- **Aim**:
Filter these entries, keeping only lines that hold the word "JSON".

- **Data section**:
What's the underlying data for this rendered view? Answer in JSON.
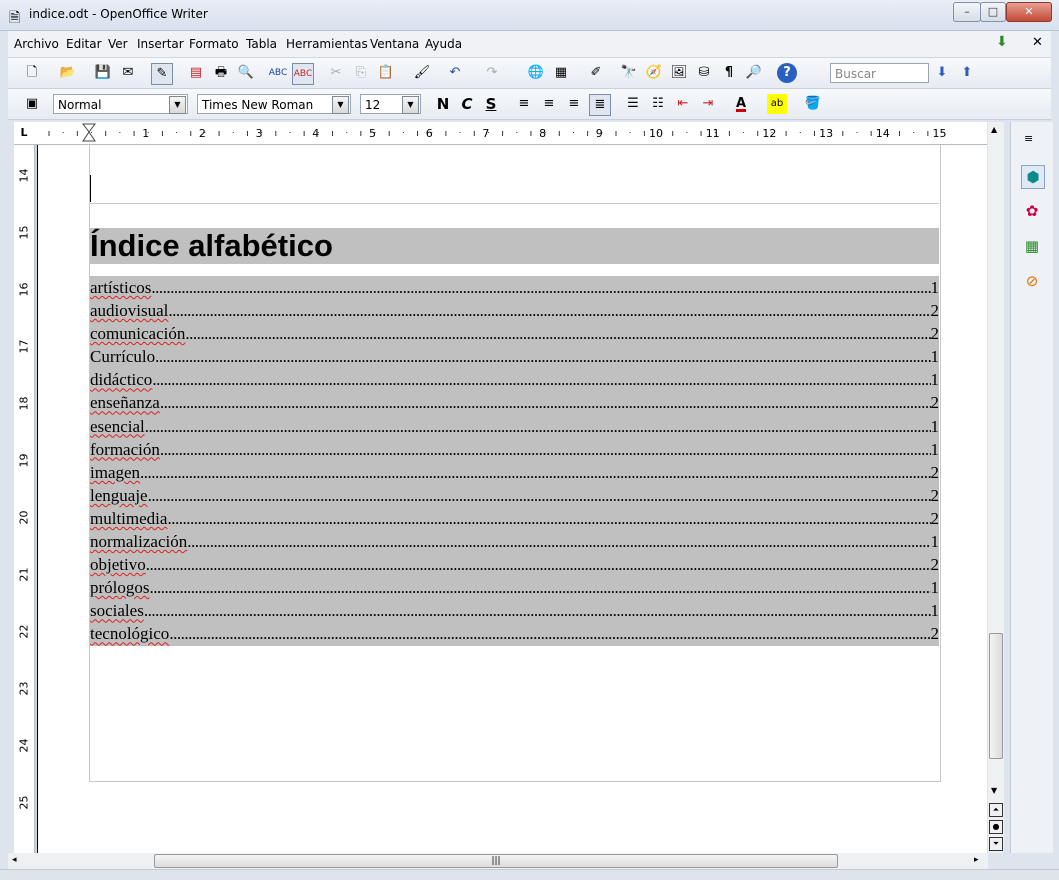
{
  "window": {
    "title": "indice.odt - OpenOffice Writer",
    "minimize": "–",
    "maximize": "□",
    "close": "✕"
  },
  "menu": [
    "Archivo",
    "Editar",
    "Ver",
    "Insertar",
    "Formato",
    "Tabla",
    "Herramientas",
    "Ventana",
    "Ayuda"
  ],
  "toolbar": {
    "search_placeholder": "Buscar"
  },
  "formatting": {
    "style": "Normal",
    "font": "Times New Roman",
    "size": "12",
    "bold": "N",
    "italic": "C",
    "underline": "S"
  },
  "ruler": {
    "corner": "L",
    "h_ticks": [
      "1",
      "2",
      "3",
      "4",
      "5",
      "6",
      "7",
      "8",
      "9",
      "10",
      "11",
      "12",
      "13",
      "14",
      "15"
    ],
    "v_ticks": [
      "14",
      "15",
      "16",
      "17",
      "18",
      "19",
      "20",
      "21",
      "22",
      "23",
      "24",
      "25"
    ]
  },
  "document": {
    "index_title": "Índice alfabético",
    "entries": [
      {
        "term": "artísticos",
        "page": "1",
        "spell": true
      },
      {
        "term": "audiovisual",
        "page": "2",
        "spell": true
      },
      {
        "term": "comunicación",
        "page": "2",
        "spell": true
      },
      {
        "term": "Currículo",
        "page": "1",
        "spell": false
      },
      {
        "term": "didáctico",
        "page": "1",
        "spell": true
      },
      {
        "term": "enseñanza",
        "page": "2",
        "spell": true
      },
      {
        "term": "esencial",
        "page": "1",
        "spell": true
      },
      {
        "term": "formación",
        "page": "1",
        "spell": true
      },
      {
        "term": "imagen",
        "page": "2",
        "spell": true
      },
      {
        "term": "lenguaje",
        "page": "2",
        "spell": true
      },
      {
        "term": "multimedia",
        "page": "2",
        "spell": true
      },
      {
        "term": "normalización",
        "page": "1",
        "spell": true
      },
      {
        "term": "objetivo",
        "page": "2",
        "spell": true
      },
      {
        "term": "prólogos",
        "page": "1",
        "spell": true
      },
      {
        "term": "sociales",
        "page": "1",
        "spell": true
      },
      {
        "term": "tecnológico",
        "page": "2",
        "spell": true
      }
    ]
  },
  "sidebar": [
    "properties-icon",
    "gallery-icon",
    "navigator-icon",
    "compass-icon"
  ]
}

...

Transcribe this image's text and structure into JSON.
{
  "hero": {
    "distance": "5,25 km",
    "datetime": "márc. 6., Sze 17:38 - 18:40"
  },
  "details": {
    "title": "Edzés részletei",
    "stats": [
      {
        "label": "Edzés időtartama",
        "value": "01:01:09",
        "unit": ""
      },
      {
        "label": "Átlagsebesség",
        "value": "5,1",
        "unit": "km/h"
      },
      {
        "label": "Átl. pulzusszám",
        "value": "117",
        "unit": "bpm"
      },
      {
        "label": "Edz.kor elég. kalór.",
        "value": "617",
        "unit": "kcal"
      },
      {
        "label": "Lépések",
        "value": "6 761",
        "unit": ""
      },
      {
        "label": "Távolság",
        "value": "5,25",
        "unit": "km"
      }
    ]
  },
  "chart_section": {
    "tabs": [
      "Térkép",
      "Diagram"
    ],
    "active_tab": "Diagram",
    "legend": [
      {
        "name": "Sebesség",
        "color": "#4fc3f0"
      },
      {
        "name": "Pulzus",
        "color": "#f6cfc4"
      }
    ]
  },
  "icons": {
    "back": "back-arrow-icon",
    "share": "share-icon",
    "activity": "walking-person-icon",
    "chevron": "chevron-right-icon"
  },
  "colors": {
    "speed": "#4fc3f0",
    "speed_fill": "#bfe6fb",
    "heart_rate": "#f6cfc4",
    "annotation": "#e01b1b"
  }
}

- **Task response**:
What's the underlying data for this rendered view? Answer in JSON.
Transcribe this image's text and structure into JSON.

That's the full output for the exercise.